__Exercise description__
Reproduce all entries word for word.

— START Items —

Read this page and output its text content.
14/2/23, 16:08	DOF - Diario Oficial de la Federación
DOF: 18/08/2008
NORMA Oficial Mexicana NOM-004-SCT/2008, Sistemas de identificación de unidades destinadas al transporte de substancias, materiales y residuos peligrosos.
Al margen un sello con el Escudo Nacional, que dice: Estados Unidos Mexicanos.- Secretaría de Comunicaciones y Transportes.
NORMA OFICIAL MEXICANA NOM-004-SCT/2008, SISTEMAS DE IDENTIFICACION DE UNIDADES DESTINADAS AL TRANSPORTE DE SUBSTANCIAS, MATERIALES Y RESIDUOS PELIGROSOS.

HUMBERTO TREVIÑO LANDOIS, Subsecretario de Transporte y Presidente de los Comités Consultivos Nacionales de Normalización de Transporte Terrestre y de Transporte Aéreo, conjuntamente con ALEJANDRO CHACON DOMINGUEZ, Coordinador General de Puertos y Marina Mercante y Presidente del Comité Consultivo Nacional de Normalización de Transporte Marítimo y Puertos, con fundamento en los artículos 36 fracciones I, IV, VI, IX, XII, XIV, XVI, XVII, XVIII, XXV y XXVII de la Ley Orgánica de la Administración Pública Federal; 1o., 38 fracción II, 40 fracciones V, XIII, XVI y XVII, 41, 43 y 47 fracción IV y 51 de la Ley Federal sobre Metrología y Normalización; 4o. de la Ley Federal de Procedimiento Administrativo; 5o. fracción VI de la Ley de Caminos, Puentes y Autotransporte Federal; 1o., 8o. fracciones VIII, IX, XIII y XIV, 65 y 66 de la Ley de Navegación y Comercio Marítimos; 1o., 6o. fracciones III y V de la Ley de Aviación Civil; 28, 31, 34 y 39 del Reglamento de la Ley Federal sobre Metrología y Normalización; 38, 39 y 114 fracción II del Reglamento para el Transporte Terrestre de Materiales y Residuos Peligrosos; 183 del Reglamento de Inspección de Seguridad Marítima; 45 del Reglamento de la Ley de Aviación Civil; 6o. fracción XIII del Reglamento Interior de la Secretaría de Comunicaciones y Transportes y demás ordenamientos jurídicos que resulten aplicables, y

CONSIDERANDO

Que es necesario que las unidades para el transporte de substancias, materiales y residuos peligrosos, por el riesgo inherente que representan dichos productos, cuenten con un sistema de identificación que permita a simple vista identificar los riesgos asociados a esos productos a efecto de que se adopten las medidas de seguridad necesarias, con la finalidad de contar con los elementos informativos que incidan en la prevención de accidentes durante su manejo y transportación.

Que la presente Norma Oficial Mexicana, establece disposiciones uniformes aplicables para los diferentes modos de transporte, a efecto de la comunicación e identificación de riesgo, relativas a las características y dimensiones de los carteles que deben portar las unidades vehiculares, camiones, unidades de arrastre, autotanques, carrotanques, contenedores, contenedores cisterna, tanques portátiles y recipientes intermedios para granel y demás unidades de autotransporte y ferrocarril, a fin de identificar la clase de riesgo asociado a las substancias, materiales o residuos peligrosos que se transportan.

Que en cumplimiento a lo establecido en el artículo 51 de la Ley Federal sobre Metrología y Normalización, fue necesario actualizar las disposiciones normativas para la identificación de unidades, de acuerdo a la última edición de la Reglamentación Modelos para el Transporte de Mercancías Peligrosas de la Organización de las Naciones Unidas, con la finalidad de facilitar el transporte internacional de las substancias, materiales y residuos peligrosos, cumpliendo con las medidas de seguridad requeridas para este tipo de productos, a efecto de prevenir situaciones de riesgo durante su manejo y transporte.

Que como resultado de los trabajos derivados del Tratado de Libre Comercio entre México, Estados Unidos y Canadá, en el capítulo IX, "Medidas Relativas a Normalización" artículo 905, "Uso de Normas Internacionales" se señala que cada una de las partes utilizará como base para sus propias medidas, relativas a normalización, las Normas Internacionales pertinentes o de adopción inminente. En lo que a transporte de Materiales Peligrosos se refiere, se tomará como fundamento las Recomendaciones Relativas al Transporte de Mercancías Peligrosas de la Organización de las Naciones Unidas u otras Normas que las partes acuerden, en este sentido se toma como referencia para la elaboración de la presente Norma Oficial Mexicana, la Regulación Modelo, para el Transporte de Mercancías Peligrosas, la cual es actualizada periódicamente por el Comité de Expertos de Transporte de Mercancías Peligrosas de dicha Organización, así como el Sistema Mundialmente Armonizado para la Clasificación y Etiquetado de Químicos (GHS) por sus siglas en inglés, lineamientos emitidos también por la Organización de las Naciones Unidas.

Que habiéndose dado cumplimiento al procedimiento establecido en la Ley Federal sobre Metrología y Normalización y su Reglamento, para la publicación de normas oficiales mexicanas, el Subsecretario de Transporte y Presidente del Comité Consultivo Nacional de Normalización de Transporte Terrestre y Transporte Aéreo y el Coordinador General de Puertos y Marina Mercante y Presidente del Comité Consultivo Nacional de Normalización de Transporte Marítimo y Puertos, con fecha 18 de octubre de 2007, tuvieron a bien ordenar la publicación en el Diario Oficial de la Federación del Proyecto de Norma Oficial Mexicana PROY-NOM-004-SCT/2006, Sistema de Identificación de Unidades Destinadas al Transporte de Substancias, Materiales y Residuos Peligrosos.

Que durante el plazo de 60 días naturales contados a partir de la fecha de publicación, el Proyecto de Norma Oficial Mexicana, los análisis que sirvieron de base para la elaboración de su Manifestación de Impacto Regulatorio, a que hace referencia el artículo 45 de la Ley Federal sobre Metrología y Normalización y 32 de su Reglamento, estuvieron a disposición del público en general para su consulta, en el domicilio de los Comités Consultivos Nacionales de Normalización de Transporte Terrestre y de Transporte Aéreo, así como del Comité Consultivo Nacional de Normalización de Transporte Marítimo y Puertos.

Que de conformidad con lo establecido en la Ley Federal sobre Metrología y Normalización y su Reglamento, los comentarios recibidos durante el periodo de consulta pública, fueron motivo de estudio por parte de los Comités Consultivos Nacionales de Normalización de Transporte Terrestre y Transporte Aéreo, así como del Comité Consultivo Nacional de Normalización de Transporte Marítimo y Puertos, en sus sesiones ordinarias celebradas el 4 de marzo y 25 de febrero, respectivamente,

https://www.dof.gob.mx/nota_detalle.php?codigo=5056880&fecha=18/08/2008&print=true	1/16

— END Items —

__Final result__
Read this page and output its text content.
14/2/23, 16:08	DOF - Diario Oficial de la Federación
DOF: 18/08/2008
NORMA Oficial Mexicana NOM-004-SCT/2008, Sistemas de identificación de unidades destinadas al transporte de substancias, materiales y residuos peligrosos.
Al margen un sello con el Escudo Nacional, que dice: Estados Unidos Mexicanos.- Secretaría de Comunicaciones y Transportes.
NORMA OFICIAL MEXICANA NOM-004-SCT/2008, SISTEMAS DE IDENTIFICACION DE UNIDADES DESTINADAS AL TRANSPORTE DE SUBSTANCIAS, MATERIALES Y RESIDUOS PELIGROSOS.

HUMBERTO TREVIÑO LANDOIS, Subsecretario de Transporte y Presidente de los Comités Consultivos Nacionales de Normalización de Transporte Terrestre y de Transporte Aéreo, conjuntamente con ALEJANDRO CHACON DOMINGUEZ, Coordinador General de Puertos y Marina Mercante y Presidente del Comité Consultivo Nacional de Normalización de Transporte Marítimo y Puertos, con fundamento en los artículos 36 fracciones I, IV, VI, IX, XII, XIV, XVI, XVII, XVIII, XXV y XXVII de la Ley Orgánica de la Administración Pública Federal; 1o., 38 fracción II, 40 fracciones V, XIII, XVI y XVII, 41, 43 y 47 fracción IV y 51 de la Ley Federal sobre Metrología y Normalización; 4o. de la Ley Federal de Procedimiento Administrativo; 5o. fracción VI de la Ley de Caminos, Puentes y Autotransporte Federal; 1o., 8o. fracciones VIII, IX, XIII y XIV, 65 y 66 de la Ley de Navegación y Comercio Marítimos; 1o., 6o. fracciones III y V de la Ley de Aviación Civil; 28, 31, 34 y 39 del Reglamento de la Ley Federal sobre Metrología y Normalización; 38, 39 y 114 fracción II del Reglamento para el Transporte Terrestre de Materiales y Residuos Peligrosos; 183 del Reglamento de Inspección de Seguridad Marítima; 45 del Reglamento de la Ley de Aviación Civil; 6o. fracción XIII del Reglamento Interior de la Secretaría de Comunicaciones y Transportes y demás ordenamientos jurídicos que resulten aplicables, y

CONSIDERANDO

Que es necesario que las unidades para el transporte de substancias, materiales y residuos peligrosos, por el riesgo inherente que representan dichos productos, cuenten con un sistema de identificación que permita a simple vista identificar los riesgos asociados a esos productos a efecto de que se adopten las medidas de seguridad necesarias, con la finalidad de contar con los elementos informativos que incidan en la prevención de accidentes durante su manejo y transportación.

Que la presente Norma Oficial Mexicana, establece disposiciones uniformes aplicables para los diferentes modos de transporte, a efecto de la comunicación e identificación de riesgo, relativas a las características y dimensiones de los carteles que deben portar las unidades vehiculares, camiones, unidades de arrastre, autotanques, carrotanques, contenedores, contenedores cisterna, tanques portátiles y recipientes intermedios para granel y demás unidades de autotransporte y ferrocarril, a fin de identificar la clase de riesgo asociado a las substancias, materiales o residuos peligrosos que se transportan.

Que en cumplimiento a lo establecido en el artículo 51 de la Ley Federal sobre Metrología y Normalización, fue necesario actualizar las disposiciones normativas para la identificación de unidades, de acuerdo a la última edición de la Reglamentación Modelos para el Transporte de Mercancías Peligrosas de la Organización de las Naciones Unidas, con la finalidad de facilitar el transporte internacional de las substancias, materiales y residuos peligrosos, cumpliendo con las medidas de seguridad requeridas para este tipo de productos, a efecto de prevenir situaciones de riesgo durante su manejo y transporte.

Que como resultado de los trabajos derivados del Tratado de Libre Comercio entre México, Estados Unidos y Canadá, en el capítulo IX, "Medidas Relativas a Normalización" artículo 905, "Uso de Normas Internacionales" se señala que cada una de las partes utilizará como base para sus propias medidas, relativas a normalización, las Normas Internacionales pertinentes o de adopción inminente. En lo que a transporte de Materiales Peligrosos se refiere, se tomará como fundamento las Recomendaciones Relativas al Transporte de Mercancías Peligrosas de la Organización de las Naciones Unidas u otras Normas que las partes acuerden, en este sentido se toma como referencia para la elaboración de la presente Norma Oficial Mexicana, la Regulación Modelo, para el Transporte de Mercancías Peligrosas, la cual es actualizada periódicamente por el Comité de Expertos de Transporte de Mercancías Peligrosas de dicha Organización, así como el Sistema Mundialmente Armonizado para la Clasificación y Etiquetado de Químicos (GHS) por sus siglas en inglés, lineamientos emitidos también por la Organización de las Naciones Unidas.

Que habiéndose dado cumplimiento al procedimiento establecido en la Ley Federal sobre Metrología y Normalización y su Reglamento, para la publicación de normas oficiales mexicanas, el Subsecretario de Transporte y Presidente del Comité Consultivo Nacional de Normalización de Transporte Terrestre y Transporte Aéreo y el Coordinador General de Puertos y Marina Mercante y Presidente del Comité Consultivo Nacional de Normalización de Transporte Marítimo y Puertos, con fecha 18 de octubre de 2007, tuvieron a bien ordenar la publicación en el Diario Oficial de la Federación del Proyecto de Norma Oficial Mexicana PROY-NOM-004-SCT/2006, Sistema de Identificación de Unidades Destinadas al Transporte de Substancias, Materiales y Residuos Peligrosos.

Que durante el plazo de 60 días naturales contados a partir de la fecha de publicación, el Proyecto de Norma Oficial Mexicana, los análisis que sirvieron de base para la elaboración de su Manifestación de Impacto Regulatorio, a que hace referencia el artículo 45 de la Ley Federal sobre Metrología y Normalización y 32 de su Reglamento, estuvieron a disposición del público en general para su consulta, en el domicilio de los Comités Consultivos Nacionales de Normalización de Transporte Terrestre y de Transporte Aéreo, así como del Comité Consultivo Nacional de Normalización de Transporte Marítimo y Puertos.

Que de conformidad con lo establecido en la Ley Federal sobre Metrología y Normalización y su Reglamento, los comentarios recibidos durante el periodo de consulta pública, fueron motivo de estudio por parte de los Comités Consultivos Nacionales de Normalización de Transporte Terrestre y Transporte Aéreo, así como del Comité Consultivo Nacional de Normalización de Transporte Marítimo y Puertos, en sus sesiones ordinarias celebradas el 4 de marzo y 25 de febrero, respectivamente,

https://www.dof.gob.mx/nota_detalle.php?codigo=5056880&fecha=18/08/2008&print=true	1/16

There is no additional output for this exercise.